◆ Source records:
_____
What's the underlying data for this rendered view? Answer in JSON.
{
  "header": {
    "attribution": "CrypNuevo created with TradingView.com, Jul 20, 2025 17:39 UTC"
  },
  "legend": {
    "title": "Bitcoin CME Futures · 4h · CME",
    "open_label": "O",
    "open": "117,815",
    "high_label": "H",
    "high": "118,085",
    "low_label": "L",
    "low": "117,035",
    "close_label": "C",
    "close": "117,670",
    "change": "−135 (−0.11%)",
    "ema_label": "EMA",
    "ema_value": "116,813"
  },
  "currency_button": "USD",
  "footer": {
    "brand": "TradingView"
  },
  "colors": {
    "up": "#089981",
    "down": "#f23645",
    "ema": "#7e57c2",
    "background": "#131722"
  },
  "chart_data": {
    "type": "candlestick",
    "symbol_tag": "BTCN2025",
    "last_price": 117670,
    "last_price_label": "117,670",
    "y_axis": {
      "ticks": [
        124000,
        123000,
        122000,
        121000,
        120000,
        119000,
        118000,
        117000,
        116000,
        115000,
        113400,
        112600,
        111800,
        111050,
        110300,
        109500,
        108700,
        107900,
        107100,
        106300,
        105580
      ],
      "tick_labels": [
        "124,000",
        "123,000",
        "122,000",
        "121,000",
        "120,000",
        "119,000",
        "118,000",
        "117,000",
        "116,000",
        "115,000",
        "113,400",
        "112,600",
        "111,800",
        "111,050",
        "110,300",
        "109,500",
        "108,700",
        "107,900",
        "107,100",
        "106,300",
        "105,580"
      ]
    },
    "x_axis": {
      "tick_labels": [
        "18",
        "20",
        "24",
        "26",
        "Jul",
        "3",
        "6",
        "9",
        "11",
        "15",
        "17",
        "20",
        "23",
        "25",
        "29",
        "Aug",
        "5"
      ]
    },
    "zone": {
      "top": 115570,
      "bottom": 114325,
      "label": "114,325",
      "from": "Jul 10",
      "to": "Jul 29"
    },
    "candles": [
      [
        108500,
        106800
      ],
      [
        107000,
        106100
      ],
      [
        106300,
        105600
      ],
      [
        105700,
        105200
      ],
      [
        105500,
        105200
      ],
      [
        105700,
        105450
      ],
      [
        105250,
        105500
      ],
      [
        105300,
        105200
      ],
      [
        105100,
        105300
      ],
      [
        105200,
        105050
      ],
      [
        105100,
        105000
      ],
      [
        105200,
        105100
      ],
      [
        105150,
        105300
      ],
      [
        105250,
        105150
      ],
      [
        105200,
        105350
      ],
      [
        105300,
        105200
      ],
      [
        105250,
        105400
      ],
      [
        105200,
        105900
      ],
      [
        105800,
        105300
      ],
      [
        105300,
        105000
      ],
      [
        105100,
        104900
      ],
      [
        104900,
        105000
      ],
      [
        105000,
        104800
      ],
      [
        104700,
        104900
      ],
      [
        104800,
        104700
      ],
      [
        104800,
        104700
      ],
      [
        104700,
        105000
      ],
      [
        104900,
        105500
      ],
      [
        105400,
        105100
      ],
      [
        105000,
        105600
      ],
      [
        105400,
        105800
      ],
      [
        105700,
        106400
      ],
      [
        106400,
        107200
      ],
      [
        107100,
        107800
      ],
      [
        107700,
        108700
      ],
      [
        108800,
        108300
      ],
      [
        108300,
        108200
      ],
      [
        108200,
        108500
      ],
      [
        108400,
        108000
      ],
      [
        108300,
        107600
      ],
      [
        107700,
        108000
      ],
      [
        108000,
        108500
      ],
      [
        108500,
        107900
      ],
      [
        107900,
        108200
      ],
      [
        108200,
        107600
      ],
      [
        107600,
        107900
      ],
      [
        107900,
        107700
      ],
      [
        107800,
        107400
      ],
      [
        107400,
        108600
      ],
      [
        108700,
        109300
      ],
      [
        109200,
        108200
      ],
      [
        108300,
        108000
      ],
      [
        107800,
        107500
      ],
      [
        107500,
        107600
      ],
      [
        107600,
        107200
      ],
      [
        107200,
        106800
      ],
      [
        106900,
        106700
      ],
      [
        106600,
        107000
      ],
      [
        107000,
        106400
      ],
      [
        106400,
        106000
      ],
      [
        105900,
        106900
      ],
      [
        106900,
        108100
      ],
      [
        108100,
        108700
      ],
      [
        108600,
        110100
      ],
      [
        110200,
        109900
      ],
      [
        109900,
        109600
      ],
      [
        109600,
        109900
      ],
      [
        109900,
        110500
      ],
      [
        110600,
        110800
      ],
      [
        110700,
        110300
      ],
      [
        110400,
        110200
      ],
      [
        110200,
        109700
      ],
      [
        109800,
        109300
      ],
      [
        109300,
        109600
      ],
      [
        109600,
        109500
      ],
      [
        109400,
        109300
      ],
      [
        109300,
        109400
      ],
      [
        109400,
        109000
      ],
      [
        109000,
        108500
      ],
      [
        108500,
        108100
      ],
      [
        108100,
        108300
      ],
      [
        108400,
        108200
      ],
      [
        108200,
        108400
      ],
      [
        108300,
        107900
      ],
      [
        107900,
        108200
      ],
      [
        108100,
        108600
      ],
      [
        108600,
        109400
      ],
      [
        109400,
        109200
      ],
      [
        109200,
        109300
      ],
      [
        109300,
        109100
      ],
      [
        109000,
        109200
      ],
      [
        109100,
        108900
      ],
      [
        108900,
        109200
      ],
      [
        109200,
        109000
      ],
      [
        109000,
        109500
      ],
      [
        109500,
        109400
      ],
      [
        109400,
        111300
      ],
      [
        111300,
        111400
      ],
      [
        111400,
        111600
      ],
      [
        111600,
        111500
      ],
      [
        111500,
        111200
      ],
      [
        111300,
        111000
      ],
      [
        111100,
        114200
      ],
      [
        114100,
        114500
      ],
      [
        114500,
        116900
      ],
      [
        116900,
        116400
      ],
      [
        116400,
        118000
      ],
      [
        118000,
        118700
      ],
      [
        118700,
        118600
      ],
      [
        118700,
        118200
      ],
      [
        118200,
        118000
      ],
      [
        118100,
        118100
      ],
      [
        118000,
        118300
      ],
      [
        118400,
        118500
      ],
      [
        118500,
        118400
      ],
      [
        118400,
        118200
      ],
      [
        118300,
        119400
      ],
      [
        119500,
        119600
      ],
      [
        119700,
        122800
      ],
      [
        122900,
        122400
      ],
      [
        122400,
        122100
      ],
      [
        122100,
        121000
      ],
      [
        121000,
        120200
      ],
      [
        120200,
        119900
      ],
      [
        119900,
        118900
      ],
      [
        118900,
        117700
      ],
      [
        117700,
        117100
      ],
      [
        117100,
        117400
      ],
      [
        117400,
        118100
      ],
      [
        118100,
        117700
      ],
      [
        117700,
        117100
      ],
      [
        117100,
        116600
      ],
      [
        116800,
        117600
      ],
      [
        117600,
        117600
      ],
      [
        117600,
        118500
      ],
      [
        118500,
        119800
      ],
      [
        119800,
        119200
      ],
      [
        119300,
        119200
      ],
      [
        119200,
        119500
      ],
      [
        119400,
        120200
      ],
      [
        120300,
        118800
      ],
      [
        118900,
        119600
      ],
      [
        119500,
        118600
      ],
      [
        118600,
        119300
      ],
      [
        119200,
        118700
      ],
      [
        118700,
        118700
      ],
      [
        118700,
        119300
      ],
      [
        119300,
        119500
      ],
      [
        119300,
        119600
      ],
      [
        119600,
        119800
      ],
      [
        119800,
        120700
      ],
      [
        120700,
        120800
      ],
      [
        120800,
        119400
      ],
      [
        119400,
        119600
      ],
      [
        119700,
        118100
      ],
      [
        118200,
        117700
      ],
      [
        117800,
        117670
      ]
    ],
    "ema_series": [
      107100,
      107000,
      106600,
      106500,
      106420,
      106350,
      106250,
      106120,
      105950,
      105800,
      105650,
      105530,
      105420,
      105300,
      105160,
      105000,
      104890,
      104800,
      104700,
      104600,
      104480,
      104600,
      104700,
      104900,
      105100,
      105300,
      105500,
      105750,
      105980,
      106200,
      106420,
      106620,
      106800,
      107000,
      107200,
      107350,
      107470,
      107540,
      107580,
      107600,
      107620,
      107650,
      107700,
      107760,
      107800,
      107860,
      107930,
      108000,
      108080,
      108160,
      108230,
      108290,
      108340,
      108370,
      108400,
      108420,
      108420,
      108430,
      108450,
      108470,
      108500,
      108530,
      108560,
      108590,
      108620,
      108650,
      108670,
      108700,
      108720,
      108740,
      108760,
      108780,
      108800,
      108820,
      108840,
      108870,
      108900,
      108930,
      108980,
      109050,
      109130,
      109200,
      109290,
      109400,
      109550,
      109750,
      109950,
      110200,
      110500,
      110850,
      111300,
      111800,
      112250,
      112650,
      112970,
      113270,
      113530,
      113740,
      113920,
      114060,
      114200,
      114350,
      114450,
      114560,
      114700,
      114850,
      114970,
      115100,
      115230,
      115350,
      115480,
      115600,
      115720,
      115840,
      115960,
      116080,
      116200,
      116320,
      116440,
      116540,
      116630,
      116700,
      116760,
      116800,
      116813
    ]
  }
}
_____
◆ GOAL:
In the entries above, identify each line that includes the string "TradingView", then copy it.

◆ THE COMPLETED TASK:
    "attribution": "CrypNuevo created with TradingView.com, Jul 20, 2025 17:39 UTC"
    "brand": "TradingView"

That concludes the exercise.